* WRITTEN EXERCISE *
Repeat the material verbatim. Images are excluded from the copy.

* SUPPLIED DATA *
********

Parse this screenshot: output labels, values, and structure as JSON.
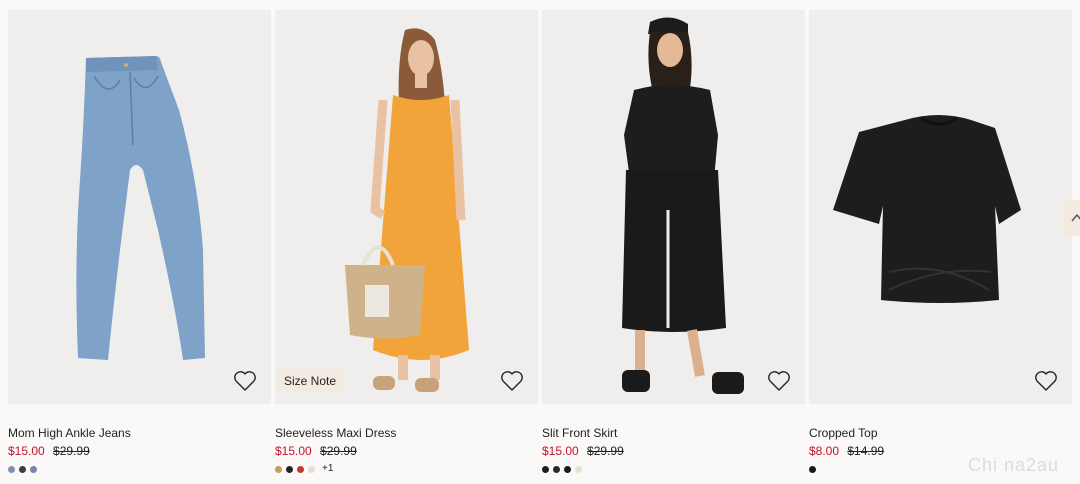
{
  "products": [
    {
      "name": "Mom High Ankle Jeans",
      "price": "$15.00",
      "old_price": "$29.99",
      "swatches": [
        "#7f93ab",
        "#3b3f48",
        "#7288a6"
      ],
      "more": "",
      "badge": ""
    },
    {
      "name": "Sleeveless Maxi Dress",
      "price": "$15.00",
      "old_price": "$29.99",
      "swatches": [
        "#c99a5d",
        "#222222",
        "#c33a2c",
        "#e4e0d6"
      ],
      "more": "+1",
      "badge": "Size Note"
    },
    {
      "name": "Slit Front Skirt",
      "price": "$15.00",
      "old_price": "$29.99",
      "swatches": [
        "#1e1e1e",
        "#2a2a2a",
        "#1a1a1a",
        "#e3e4cf"
      ],
      "more": "",
      "badge": ""
    },
    {
      "name": "Cropped Top",
      "price": "$8.00",
      "old_price": "$14.99",
      "swatches": [
        "#1a1a1a"
      ],
      "more": "",
      "badge": ""
    }
  ],
  "icons": {
    "favorite": "heart-outline-icon",
    "scroll": "chevron-up-icon"
  },
  "colors": {
    "sale": "#c8102e",
    "badge_bg": "#f3ebe0"
  },
  "watermark": "Chi na2au"
}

********

* OUTPUT BELOW *
Parse this screenshot: output labels, values, and structure as JSON.
{
  "products": [
    {
      "name": "Mom High Ankle Jeans",
      "price": "$15.00",
      "old_price": "$29.99",
      "swatches": [
        "#7f93ab",
        "#3b3f48",
        "#7288a6"
      ],
      "more": "",
      "badge": ""
    },
    {
      "name": "Sleeveless Maxi Dress",
      "price": "$15.00",
      "old_price": "$29.99",
      "swatches": [
        "#c99a5d",
        "#222222",
        "#c33a2c",
        "#e4e0d6"
      ],
      "more": "+1",
      "badge": "Size Note"
    },
    {
      "name": "Slit Front Skirt",
      "price": "$15.00",
      "old_price": "$29.99",
      "swatches": [
        "#1e1e1e",
        "#2a2a2a",
        "#1a1a1a",
        "#e3e4cf"
      ],
      "more": "",
      "badge": ""
    },
    {
      "name": "Cropped Top",
      "price": "$8.00",
      "old_price": "$14.99",
      "swatches": [
        "#1a1a1a"
      ],
      "more": "",
      "badge": ""
    }
  ],
  "icons": {
    "favorite": "heart-outline-icon",
    "scroll": "chevron-up-icon"
  },
  "colors": {
    "sale": "#c8102e",
    "badge_bg": "#f3ebe0"
  },
  "watermark": "Chi na2au"
}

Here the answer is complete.